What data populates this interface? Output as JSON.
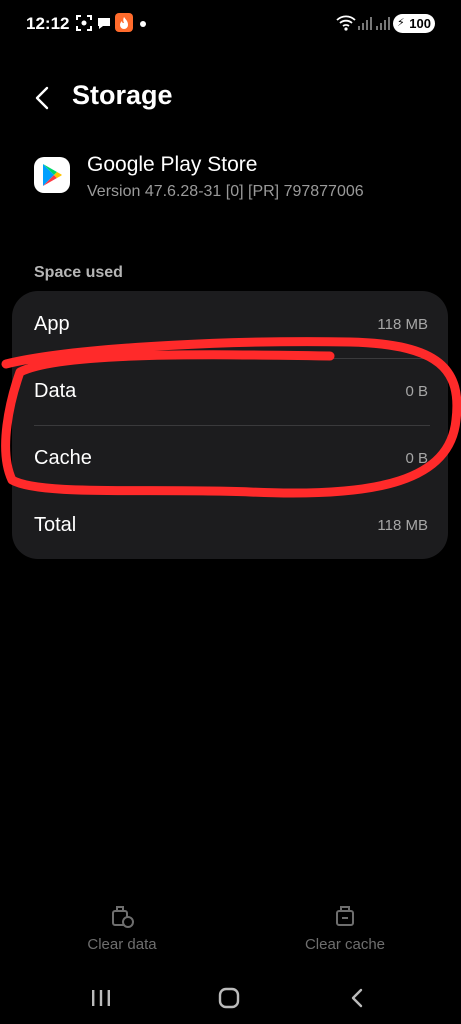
{
  "status_bar": {
    "time": "12:12",
    "battery": "100",
    "icons": [
      "screenshot-icon",
      "chat-icon",
      "app-notification-icon",
      "dot-icon",
      "wifi-icon",
      "signal-icon",
      "signal-icon-2"
    ]
  },
  "header": {
    "title": "Storage",
    "back_icon": "back-arrow-icon"
  },
  "app": {
    "name": "Google Play Store",
    "version": "Version 47.6.28-31 [0] [PR] 797877006",
    "icon": "google-play-icon"
  },
  "space_used": {
    "label": "Space used",
    "rows": [
      {
        "label": "App",
        "value": "118 MB"
      },
      {
        "label": "Data",
        "value": "0 B"
      },
      {
        "label": "Cache",
        "value": "0 B"
      },
      {
        "label": "Total",
        "value": "118 MB"
      }
    ]
  },
  "actions": {
    "clear_data": "Clear data",
    "clear_cache": "Clear cache"
  },
  "navbar": {
    "icons": [
      "recents-icon",
      "home-icon",
      "back-icon"
    ]
  },
  "colors": {
    "background": "#000000",
    "card": "#1c1c1e",
    "annotation": "#ff2a2a",
    "disabled_text": "#6e6e6e"
  }
}
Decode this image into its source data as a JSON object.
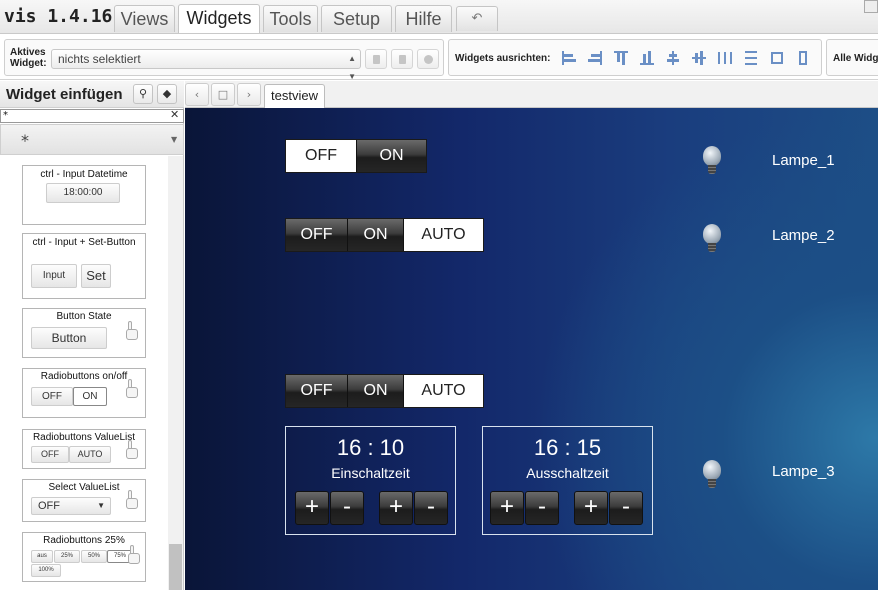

▬▬▬▬▬▬

◆ AIM OF THE EXERCISE
Output, exactly, all the records above; include no pictures.

◆ OUTPUT FOR THIS EXERCISE
What data populates this interface? Output as JSON.
{
  "status_bar": {
    "time": "12:12",
    "battery": "100",
    "icons": [
      "screenshot-icon",
      "chat-icon",
      "app-notification-icon",
      "dot-icon",
      "wifi-icon",
      "signal-icon",
      "signal-icon-2"
    ]
  },
  "header": {
    "title": "Storage",
    "back_icon": "back-arrow-icon"
  },
  "app": {
    "name": "Google Play Store",
    "version": "Version 47.6.28-31 [0] [PR] 797877006",
    "icon": "google-play-icon"
  },
  "space_used": {
    "label": "Space used",
    "rows": [
      {
        "label": "App",
        "value": "118 MB"
      },
      {
        "label": "Data",
        "value": "0 B"
      },
      {
        "label": "Cache",
        "value": "0 B"
      },
      {
        "label": "Total",
        "value": "118 MB"
      }
    ]
  },
  "actions": {
    "clear_data": "Clear data",
    "clear_cache": "Clear cache"
  },
  "navbar": {
    "icons": [
      "recents-icon",
      "home-icon",
      "back-icon"
    ]
  },
  "colors": {
    "background": "#000000",
    "card": "#1c1c1e",
    "annotation": "#ff2a2a",
    "disabled_text": "#6e6e6e"
  }
}
Decode this image into its source data as a JSON object.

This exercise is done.